◆ ASSIGNMENT
Your answer should consist of the lines holding "Verzeichnis", copied from the material below.

◆ DATA EXTRACTS

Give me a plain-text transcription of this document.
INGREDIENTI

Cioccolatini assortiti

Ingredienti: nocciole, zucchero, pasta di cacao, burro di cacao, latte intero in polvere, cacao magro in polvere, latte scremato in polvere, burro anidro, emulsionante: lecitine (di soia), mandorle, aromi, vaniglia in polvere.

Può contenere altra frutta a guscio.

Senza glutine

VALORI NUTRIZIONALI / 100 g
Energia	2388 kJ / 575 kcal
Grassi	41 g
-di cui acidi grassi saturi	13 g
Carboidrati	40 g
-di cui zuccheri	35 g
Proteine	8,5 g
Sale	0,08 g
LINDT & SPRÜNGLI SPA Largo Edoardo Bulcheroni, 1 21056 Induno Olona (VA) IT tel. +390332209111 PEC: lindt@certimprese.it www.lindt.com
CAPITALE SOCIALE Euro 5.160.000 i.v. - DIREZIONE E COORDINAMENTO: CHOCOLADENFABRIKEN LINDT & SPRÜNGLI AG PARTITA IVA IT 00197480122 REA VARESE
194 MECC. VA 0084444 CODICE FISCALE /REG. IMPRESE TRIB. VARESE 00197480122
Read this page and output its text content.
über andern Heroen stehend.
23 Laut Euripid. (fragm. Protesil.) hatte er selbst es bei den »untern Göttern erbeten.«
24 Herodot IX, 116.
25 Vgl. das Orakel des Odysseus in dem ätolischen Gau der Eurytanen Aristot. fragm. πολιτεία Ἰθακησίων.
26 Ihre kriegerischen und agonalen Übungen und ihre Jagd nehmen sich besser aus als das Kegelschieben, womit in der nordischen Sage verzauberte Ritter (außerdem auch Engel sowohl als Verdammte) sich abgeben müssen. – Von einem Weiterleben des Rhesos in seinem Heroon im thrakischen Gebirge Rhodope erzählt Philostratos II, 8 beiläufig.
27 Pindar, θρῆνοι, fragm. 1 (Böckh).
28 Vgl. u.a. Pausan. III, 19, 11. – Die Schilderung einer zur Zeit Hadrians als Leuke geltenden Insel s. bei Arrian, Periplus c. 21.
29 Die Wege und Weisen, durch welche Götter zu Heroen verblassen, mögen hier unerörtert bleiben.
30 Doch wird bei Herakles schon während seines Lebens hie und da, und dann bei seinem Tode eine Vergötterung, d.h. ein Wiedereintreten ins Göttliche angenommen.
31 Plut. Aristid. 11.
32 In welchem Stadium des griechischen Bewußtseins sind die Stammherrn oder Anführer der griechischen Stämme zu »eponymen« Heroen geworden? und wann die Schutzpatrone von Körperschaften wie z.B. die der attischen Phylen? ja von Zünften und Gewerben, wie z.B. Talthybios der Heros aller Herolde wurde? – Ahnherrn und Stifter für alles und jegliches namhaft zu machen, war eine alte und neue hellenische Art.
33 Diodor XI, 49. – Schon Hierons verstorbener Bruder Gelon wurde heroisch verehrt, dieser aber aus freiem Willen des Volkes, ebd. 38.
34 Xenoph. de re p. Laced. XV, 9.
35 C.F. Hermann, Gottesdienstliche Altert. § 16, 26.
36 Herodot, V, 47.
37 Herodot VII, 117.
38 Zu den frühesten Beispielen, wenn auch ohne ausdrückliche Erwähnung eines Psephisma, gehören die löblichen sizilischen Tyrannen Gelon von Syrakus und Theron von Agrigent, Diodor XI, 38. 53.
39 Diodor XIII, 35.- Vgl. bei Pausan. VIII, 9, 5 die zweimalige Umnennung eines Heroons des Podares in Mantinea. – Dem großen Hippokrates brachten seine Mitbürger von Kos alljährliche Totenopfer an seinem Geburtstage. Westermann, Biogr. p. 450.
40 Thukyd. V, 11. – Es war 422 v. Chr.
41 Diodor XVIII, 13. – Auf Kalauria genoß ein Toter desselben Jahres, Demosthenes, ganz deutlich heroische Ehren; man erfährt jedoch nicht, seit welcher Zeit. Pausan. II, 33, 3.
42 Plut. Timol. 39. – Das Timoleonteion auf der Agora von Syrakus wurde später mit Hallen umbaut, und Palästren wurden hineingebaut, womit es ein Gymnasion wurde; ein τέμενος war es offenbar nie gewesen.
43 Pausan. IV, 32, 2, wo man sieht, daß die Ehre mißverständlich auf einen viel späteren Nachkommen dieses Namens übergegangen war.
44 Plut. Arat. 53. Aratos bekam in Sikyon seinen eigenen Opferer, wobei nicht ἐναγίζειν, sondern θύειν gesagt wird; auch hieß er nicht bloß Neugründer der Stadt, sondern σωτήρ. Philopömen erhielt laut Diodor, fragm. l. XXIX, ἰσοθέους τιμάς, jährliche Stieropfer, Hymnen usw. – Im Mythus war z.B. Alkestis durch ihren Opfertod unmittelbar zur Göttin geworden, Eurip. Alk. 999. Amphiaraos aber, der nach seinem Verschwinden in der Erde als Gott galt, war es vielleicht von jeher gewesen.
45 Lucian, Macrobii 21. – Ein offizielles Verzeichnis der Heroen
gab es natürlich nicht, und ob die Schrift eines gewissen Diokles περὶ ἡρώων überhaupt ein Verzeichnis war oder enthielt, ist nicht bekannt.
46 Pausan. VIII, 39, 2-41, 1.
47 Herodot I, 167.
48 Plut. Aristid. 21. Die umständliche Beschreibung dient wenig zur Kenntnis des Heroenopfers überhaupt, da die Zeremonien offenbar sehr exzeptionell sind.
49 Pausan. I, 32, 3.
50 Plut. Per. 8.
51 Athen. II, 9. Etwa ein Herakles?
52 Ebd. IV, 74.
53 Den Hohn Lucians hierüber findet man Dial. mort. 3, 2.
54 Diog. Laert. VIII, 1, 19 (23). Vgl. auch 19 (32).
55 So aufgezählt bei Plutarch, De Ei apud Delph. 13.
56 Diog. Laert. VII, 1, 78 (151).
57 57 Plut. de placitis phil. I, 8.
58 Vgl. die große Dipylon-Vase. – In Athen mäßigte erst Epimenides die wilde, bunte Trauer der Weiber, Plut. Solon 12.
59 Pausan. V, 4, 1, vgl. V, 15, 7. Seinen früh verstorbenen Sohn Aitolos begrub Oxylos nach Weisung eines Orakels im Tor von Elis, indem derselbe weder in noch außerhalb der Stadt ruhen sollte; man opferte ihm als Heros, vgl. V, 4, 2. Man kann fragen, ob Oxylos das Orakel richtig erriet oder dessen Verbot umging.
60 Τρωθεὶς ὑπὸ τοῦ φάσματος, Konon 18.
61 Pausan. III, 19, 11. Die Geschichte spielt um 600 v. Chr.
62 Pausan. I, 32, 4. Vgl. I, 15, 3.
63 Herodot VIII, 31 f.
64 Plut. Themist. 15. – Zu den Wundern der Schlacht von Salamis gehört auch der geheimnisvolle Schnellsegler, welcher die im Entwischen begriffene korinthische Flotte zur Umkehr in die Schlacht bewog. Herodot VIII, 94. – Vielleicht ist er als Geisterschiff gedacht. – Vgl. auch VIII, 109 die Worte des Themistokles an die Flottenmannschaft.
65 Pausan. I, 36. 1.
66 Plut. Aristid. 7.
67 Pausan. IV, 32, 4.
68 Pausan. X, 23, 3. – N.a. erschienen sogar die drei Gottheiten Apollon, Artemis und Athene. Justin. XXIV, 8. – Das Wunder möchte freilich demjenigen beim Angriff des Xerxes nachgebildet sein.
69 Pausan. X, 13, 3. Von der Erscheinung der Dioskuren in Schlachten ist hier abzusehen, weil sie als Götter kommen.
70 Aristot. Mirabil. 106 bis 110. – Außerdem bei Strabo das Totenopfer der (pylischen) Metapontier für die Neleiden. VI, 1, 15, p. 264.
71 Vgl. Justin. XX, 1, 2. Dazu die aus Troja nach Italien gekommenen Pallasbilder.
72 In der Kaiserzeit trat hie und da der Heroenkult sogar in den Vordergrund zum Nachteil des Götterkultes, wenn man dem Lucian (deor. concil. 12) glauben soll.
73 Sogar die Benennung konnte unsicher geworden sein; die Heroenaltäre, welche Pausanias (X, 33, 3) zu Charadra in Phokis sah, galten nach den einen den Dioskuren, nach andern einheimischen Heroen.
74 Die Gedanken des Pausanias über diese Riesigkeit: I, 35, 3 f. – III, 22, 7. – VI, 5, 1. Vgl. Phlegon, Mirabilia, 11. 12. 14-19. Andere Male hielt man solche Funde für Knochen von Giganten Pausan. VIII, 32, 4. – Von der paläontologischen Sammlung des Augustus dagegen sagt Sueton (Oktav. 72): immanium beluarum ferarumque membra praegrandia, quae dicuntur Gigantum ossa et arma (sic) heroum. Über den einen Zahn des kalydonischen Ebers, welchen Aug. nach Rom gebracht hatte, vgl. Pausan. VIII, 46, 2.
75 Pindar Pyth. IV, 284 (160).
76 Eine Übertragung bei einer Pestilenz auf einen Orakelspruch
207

◆ ANSWER TO THIS EXERCISE
45 Lucian, Macrobii 21. – Ein offizielles Verzeichnis der Heroen
gab es natürlich nicht, und ob die Schrift eines gewissen Diokles περὶ ἡρώων überhaupt ein Verzeichnis war oder enthielt, ist nicht bekannt.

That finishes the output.